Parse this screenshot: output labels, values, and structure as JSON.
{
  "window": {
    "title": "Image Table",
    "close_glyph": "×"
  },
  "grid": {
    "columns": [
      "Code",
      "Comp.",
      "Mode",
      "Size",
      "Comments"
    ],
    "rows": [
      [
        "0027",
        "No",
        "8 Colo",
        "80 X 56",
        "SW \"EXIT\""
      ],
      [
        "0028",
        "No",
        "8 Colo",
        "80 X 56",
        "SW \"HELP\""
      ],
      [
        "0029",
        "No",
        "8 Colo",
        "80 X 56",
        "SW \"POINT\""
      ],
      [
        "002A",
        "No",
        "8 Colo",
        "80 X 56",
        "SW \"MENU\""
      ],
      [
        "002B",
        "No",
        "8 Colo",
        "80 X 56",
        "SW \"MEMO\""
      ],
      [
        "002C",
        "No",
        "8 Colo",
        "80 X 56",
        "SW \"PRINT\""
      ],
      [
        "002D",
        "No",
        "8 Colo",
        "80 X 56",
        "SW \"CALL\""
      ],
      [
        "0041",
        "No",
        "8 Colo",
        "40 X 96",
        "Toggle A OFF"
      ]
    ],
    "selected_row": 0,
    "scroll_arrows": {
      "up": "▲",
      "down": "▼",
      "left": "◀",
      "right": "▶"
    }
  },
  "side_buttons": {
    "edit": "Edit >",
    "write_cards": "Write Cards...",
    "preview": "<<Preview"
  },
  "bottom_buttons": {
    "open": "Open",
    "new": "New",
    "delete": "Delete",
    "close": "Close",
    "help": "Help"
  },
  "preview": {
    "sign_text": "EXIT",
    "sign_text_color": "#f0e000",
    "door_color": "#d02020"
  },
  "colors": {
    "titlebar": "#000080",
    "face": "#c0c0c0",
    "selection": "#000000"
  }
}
* * *
» Instructions for the task:
All of the entries should be written out again exactly.

» Solution to this problem:
Parse this screenshot: output labels, values, and structure as JSON.
{
  "window": {
    "title": "Image Table",
    "close_glyph": "×"
  },
  "grid": {
    "columns": [
      "Code",
      "Comp.",
      "Mode",
      "Size",
      "Comments"
    ],
    "rows": [
      [
        "0027",
        "No",
        "8 Colo",
        "80 X 56",
        "SW \"EXIT\""
      ],
      [
        "0028",
        "No",
        "8 Colo",
        "80 X 56",
        "SW \"HELP\""
      ],
      [
        "0029",
        "No",
        "8 Colo",
        "80 X 56",
        "SW \"POINT\""
      ],
      [
        "002A",
        "No",
        "8 Colo",
        "80 X 56",
        "SW \"MENU\""
      ],
      [
        "002B",
        "No",
        "8 Colo",
        "80 X 56",
        "SW \"MEMO\""
      ],
      [
        "002C",
        "No",
        "8 Colo",
        "80 X 56",
        "SW \"PRINT\""
      ],
      [
        "002D",
        "No",
        "8 Colo",
        "80 X 56",
        "SW \"CALL\""
      ],
      [
        "0041",
        "No",
        "8 Colo",
        "40 X 96",
        "Toggle A OFF"
      ]
    ],
    "selected_row": 0,
    "scroll_arrows": {
      "up": "▲",
      "down": "▼",
      "left": "◀",
      "right": "▶"
    }
  },
  "side_buttons": {
    "edit": "Edit >",
    "write_cards": "Write Cards...",
    "preview": "<<Preview"
  },
  "bottom_buttons": {
    "open": "Open",
    "new": "New",
    "delete": "Delete",
    "close": "Close",
    "help": "Help"
  },
  "preview": {
    "sign_text": "EXIT",
    "sign_text_color": "#f0e000",
    "door_color": "#d02020"
  },
  "colors": {
    "titlebar": "#000080",
    "face": "#c0c0c0",
    "selection": "#000000"
  }
}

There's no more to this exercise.